-- start --

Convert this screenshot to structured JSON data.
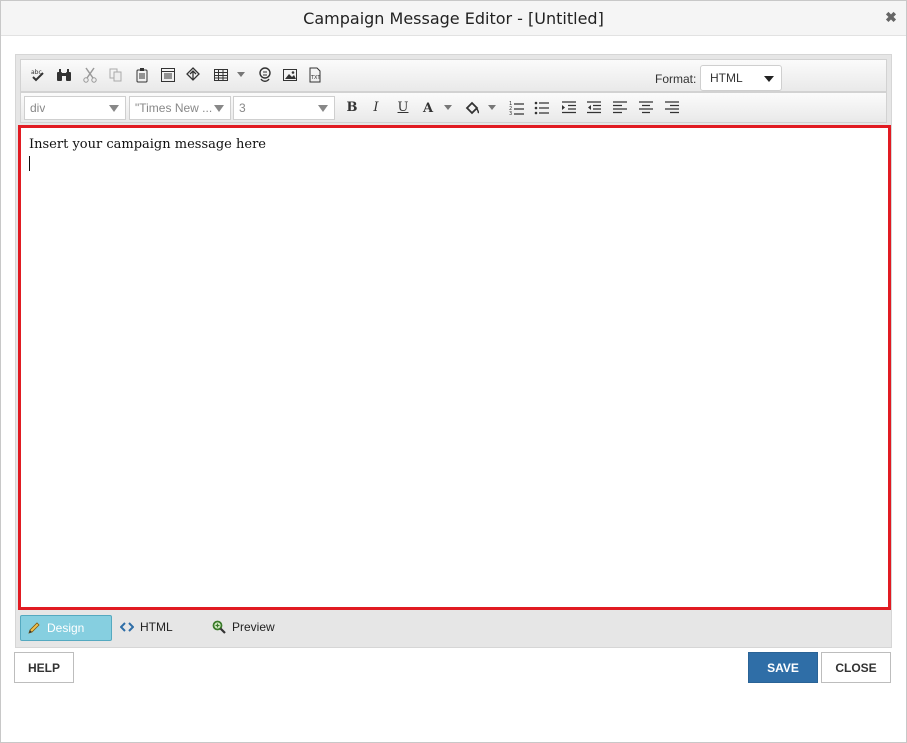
{
  "dialog": {
    "title": "Campaign Message Editor - [Untitled]",
    "close_glyph": "✖"
  },
  "toolbar": {
    "format_label": "Format:",
    "format_value": "HTML",
    "block_format": "div",
    "font_name": "\"Times New ...",
    "font_size": "3",
    "bold_label": "B",
    "italic_label": "I",
    "underline_label": "U",
    "forecolor_label": "A"
  },
  "content": {
    "text": "Insert your campaign message here"
  },
  "modes": [
    {
      "label": "Design",
      "icon": "pencil-icon",
      "active": true
    },
    {
      "label": "HTML",
      "icon": "code-icon",
      "active": false
    },
    {
      "label": "Preview",
      "icon": "magnifier-icon",
      "active": false
    }
  ],
  "footer": {
    "help_label": "HELP",
    "save_label": "SAVE",
    "close_label": "CLOSE"
  },
  "colors": {
    "accent_border": "#e11b22",
    "primary_button": "#2f6ea7",
    "active_mode": "#86cfe0"
  }
}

-- end --

Restate the data above word for word. Skip every picture.

■ Solution for this exercise ■
Convert this screenshot to structured JSON data.
{
  "dialog": {
    "title": "Campaign Message Editor - [Untitled]",
    "close_glyph": "✖"
  },
  "toolbar": {
    "format_label": "Format:",
    "format_value": "HTML",
    "block_format": "div",
    "font_name": "\"Times New ...",
    "font_size": "3",
    "bold_label": "B",
    "italic_label": "I",
    "underline_label": "U",
    "forecolor_label": "A"
  },
  "content": {
    "text": "Insert your campaign message here"
  },
  "modes": [
    {
      "label": "Design",
      "icon": "pencil-icon",
      "active": true
    },
    {
      "label": "HTML",
      "icon": "code-icon",
      "active": false
    },
    {
      "label": "Preview",
      "icon": "magnifier-icon",
      "active": false
    }
  ],
  "footer": {
    "help_label": "HELP",
    "save_label": "SAVE",
    "close_label": "CLOSE"
  },
  "colors": {
    "accent_border": "#e11b22",
    "primary_button": "#2f6ea7",
    "active_mode": "#86cfe0"
  }
}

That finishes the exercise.